- Aim of the task -
Exactly repeat the material, dropping every picture from the copy.

- Stored entries -

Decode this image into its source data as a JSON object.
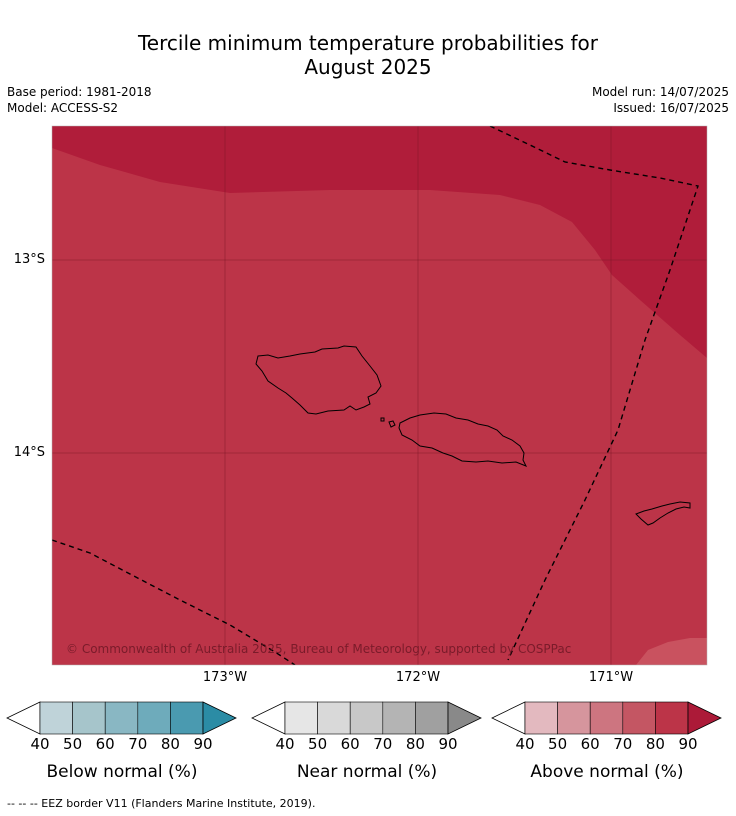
{
  "title_line1": "Tercile minimum temperature probabilities for",
  "title_line2": "August 2025",
  "meta": {
    "base_period": "Base period: 1981-2018",
    "model": "Model: ACCESS-S2",
    "model_run": "Model run: 14/07/2025",
    "issued": "Issued: 16/07/2025"
  },
  "map": {
    "copyright": "© Commonwealth of Australia 2025, Bureau of Meteorology, supported by COSPPac",
    "lon_labels": [
      "173°W",
      "172°W",
      "171°W"
    ],
    "lat_labels": [
      "13°S",
      "14°S"
    ],
    "colors": {
      "above_80_90": "#bc3448",
      "above_90_plus": "#b01d3a",
      "above_70_80": "#c9525f"
    }
  },
  "colorbars": [
    {
      "label": "Below normal (%)",
      "ticks": [
        "40",
        "50",
        "60",
        "70",
        "80",
        "90"
      ],
      "colors": [
        "#bfd3d9",
        "#a6c5cb",
        "#89b7c3",
        "#6eabbb",
        "#4a9ab0",
        "#2b8ca5"
      ]
    },
    {
      "label": "Near normal (%)",
      "ticks": [
        "40",
        "50",
        "60",
        "70",
        "80",
        "90"
      ],
      "colors": [
        "#e6e6e6",
        "#d9d9d9",
        "#c8c8c8",
        "#b4b4b4",
        "#a0a0a0",
        "#898989"
      ]
    },
    {
      "label": "Above normal (%)",
      "ticks": [
        "40",
        "50",
        "60",
        "70",
        "80",
        "90"
      ],
      "colors": [
        "#e3b9bf",
        "#d6959d",
        "#cd7580",
        "#c45663",
        "#bc3448",
        "#ac1a38"
      ]
    }
  ],
  "footer": "--  --  -- EEZ border V11 (Flanders Marine Institute, 2019)."
}
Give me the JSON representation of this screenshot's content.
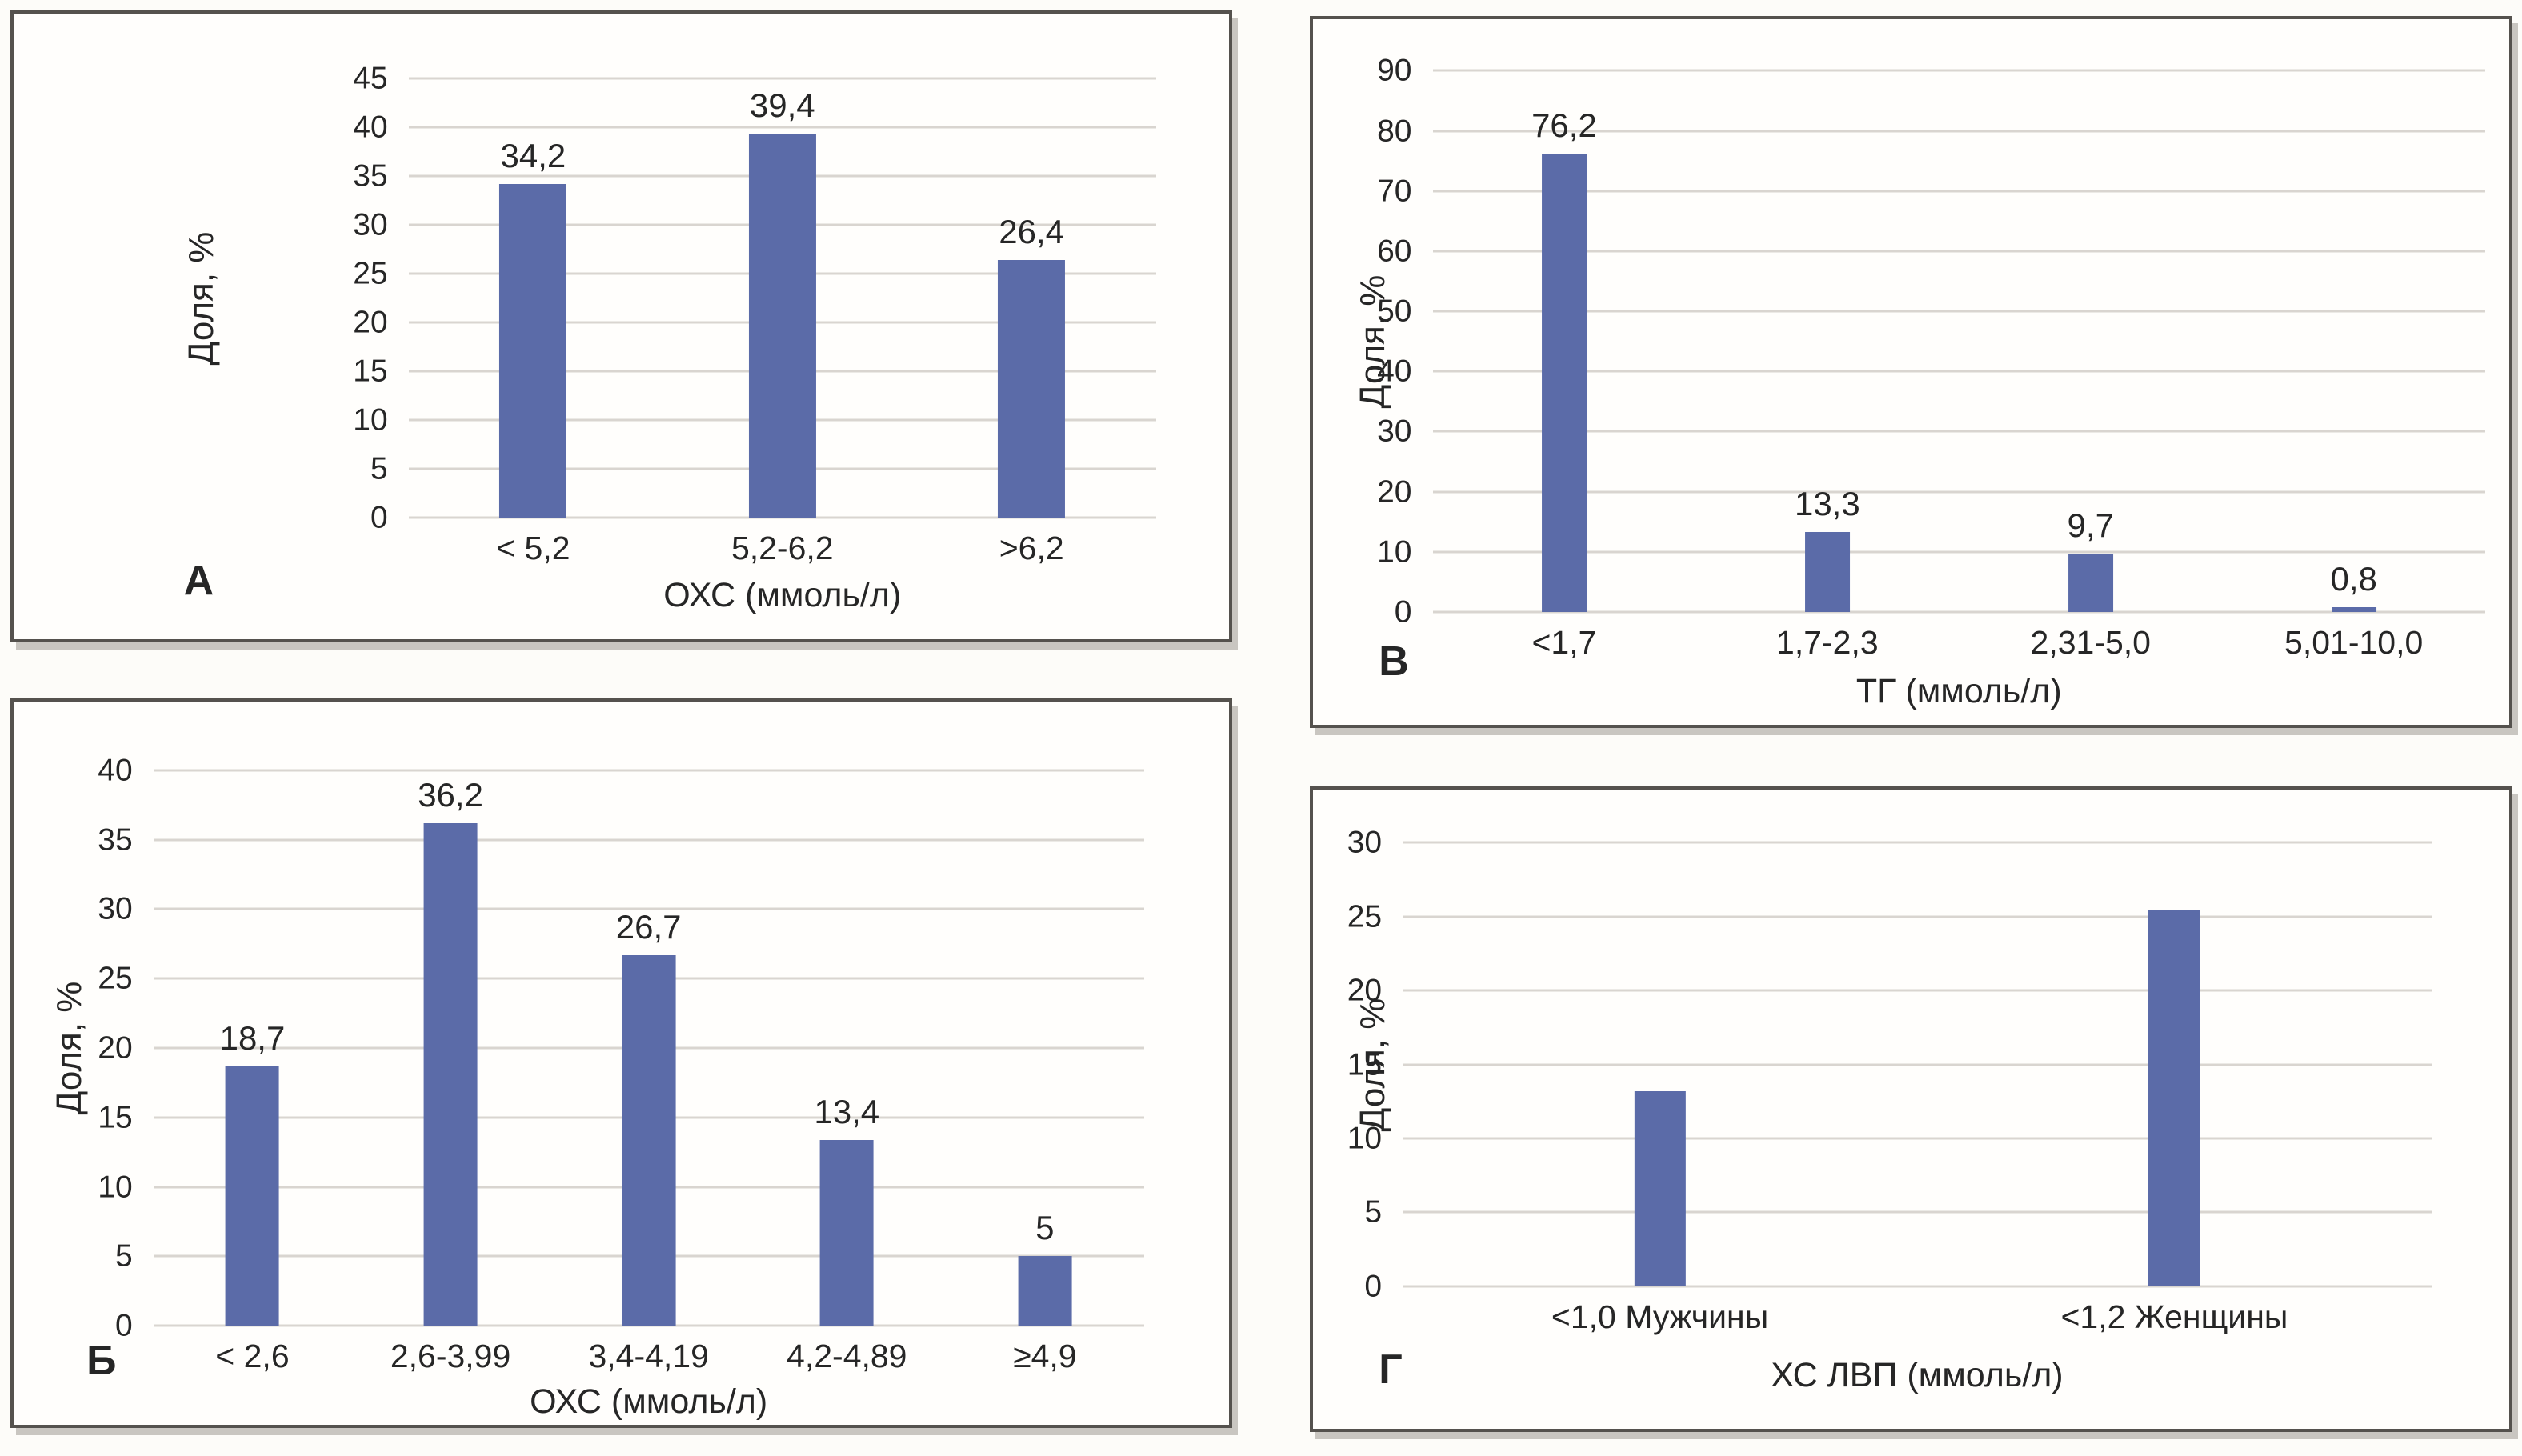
{
  "figure": {
    "background_color": "#fdfcf9",
    "panel_background_color": "#fffefc",
    "panel_border_color": "#55524e",
    "bar_color": "#5b6ba8",
    "gridline_color": "#d9d5d0",
    "text_color": "#262626"
  },
  "chart_data": [
    {
      "type": "bar",
      "panel_label": "А",
      "ylabel": "Доля, %",
      "xlabel": "ОХС (ммоль/л)",
      "ylim": [
        0,
        45
      ],
      "ytick_step": 5,
      "grid": true,
      "legend": "none",
      "categories": [
        "< 5,2",
        "5,2-6,2",
        ">6,2"
      ],
      "values": [
        34.2,
        39.4,
        26.4
      ],
      "value_labels": [
        "34,2",
        "39,4",
        "26,4"
      ],
      "data_labels_visible": true
    },
    {
      "type": "bar",
      "panel_label": "Б",
      "ylabel": "Доля, %",
      "xlabel": "ОХС (ммоль/л)",
      "ylim": [
        0,
        40
      ],
      "ytick_step": 5,
      "grid": true,
      "legend": "none",
      "categories": [
        "< 2,6",
        "2,6-3,99",
        "3,4-4,19",
        "4,2-4,89",
        "≥4,9"
      ],
      "values": [
        18.7,
        36.2,
        26.7,
        13.4,
        5
      ],
      "value_labels": [
        "18,7",
        "36,2",
        "26,7",
        "13,4",
        "5"
      ],
      "data_labels_visible": true
    },
    {
      "type": "bar",
      "panel_label": "В",
      "ylabel": "Доля, %",
      "xlabel": "ТГ (ммоль/л)",
      "ylim": [
        0,
        90
      ],
      "ytick_step": 10,
      "grid": true,
      "legend": "none",
      "categories": [
        "<1,7",
        "1,7-2,3",
        "2,31-5,0",
        "5,01-10,0"
      ],
      "values": [
        76.2,
        13.3,
        9.7,
        0.8
      ],
      "value_labels": [
        "76,2",
        "13,3",
        "9,7",
        "0,8"
      ],
      "data_labels_visible": true
    },
    {
      "type": "bar",
      "panel_label": "Г",
      "ylabel": "Доля, %",
      "xlabel": "ХС ЛВП (ммоль/л)",
      "ylim": [
        0,
        30
      ],
      "ytick_step": 5,
      "grid": true,
      "legend": "none",
      "categories": [
        "<1,0 Мужчины",
        "<1,2 Женщины"
      ],
      "values": [
        13.2,
        25.5
      ],
      "value_labels": [],
      "data_labels_visible": false
    }
  ]
}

- Expected output -
Decode this image into its source data as a JSON object.
{
  "title_line1": "Tercile minimum temperature probabilities for",
  "title_line2": "August 2025",
  "meta": {
    "base_period": "Base period: 1981-2018",
    "model": "Model: ACCESS-S2",
    "model_run": "Model run: 14/07/2025",
    "issued": "Issued: 16/07/2025"
  },
  "map": {
    "copyright": "© Commonwealth of Australia 2025, Bureau of Meteorology, supported by COSPPac",
    "lon_labels": [
      "173°W",
      "172°W",
      "171°W"
    ],
    "lat_labels": [
      "13°S",
      "14°S"
    ],
    "colors": {
      "above_80_90": "#bc3448",
      "above_90_plus": "#b01d3a",
      "above_70_80": "#c9525f"
    }
  },
  "colorbars": [
    {
      "label": "Below normal (%)",
      "ticks": [
        "40",
        "50",
        "60",
        "70",
        "80",
        "90"
      ],
      "colors": [
        "#bfd3d9",
        "#a6c5cb",
        "#89b7c3",
        "#6eabbb",
        "#4a9ab0",
        "#2b8ca5"
      ]
    },
    {
      "label": "Near normal (%)",
      "ticks": [
        "40",
        "50",
        "60",
        "70",
        "80",
        "90"
      ],
      "colors": [
        "#e6e6e6",
        "#d9d9d9",
        "#c8c8c8",
        "#b4b4b4",
        "#a0a0a0",
        "#898989"
      ]
    },
    {
      "label": "Above normal (%)",
      "ticks": [
        "40",
        "50",
        "60",
        "70",
        "80",
        "90"
      ],
      "colors": [
        "#e3b9bf",
        "#d6959d",
        "#cd7580",
        "#c45663",
        "#bc3448",
        "#ac1a38"
      ]
    }
  ],
  "footer": "--  --  -- EEZ border V11 (Flanders Marine Institute, 2019)."
}
Give me the JSON representation of this screenshot's content.
{
  "figure": {
    "background_color": "#fdfcf9",
    "panel_background_color": "#fffefc",
    "panel_border_color": "#55524e",
    "bar_color": "#5b6ba8",
    "gridline_color": "#d9d5d0",
    "text_color": "#262626"
  },
  "chart_data": [
    {
      "type": "bar",
      "panel_label": "А",
      "ylabel": "Доля, %",
      "xlabel": "ОХС (ммоль/л)",
      "ylim": [
        0,
        45
      ],
      "ytick_step": 5,
      "grid": true,
      "legend": "none",
      "categories": [
        "< 5,2",
        "5,2-6,2",
        ">6,2"
      ],
      "values": [
        34.2,
        39.4,
        26.4
      ],
      "value_labels": [
        "34,2",
        "39,4",
        "26,4"
      ],
      "data_labels_visible": true
    },
    {
      "type": "bar",
      "panel_label": "Б",
      "ylabel": "Доля, %",
      "xlabel": "ОХС (ммоль/л)",
      "ylim": [
        0,
        40
      ],
      "ytick_step": 5,
      "grid": true,
      "legend": "none",
      "categories": [
        "< 2,6",
        "2,6-3,99",
        "3,4-4,19",
        "4,2-4,89",
        "≥4,9"
      ],
      "values": [
        18.7,
        36.2,
        26.7,
        13.4,
        5
      ],
      "value_labels": [
        "18,7",
        "36,2",
        "26,7",
        "13,4",
        "5"
      ],
      "data_labels_visible": true
    },
    {
      "type": "bar",
      "panel_label": "В",
      "ylabel": "Доля, %",
      "xlabel": "ТГ (ммоль/л)",
      "ylim": [
        0,
        90
      ],
      "ytick_step": 10,
      "grid": true,
      "legend": "none",
      "categories": [
        "<1,7",
        "1,7-2,3",
        "2,31-5,0",
        "5,01-10,0"
      ],
      "values": [
        76.2,
        13.3,
        9.7,
        0.8
      ],
      "value_labels": [
        "76,2",
        "13,3",
        "9,7",
        "0,8"
      ],
      "data_labels_visible": true
    },
    {
      "type": "bar",
      "panel_label": "Г",
      "ylabel": "Доля, %",
      "xlabel": "ХС ЛВП (ммоль/л)",
      "ylim": [
        0,
        30
      ],
      "ytick_step": 5,
      "grid": true,
      "legend": "none",
      "categories": [
        "<1,0 Мужчины",
        "<1,2 Женщины"
      ],
      "values": [
        13.2,
        25.5
      ],
      "value_labels": [],
      "data_labels_visible": false
    }
  ]
}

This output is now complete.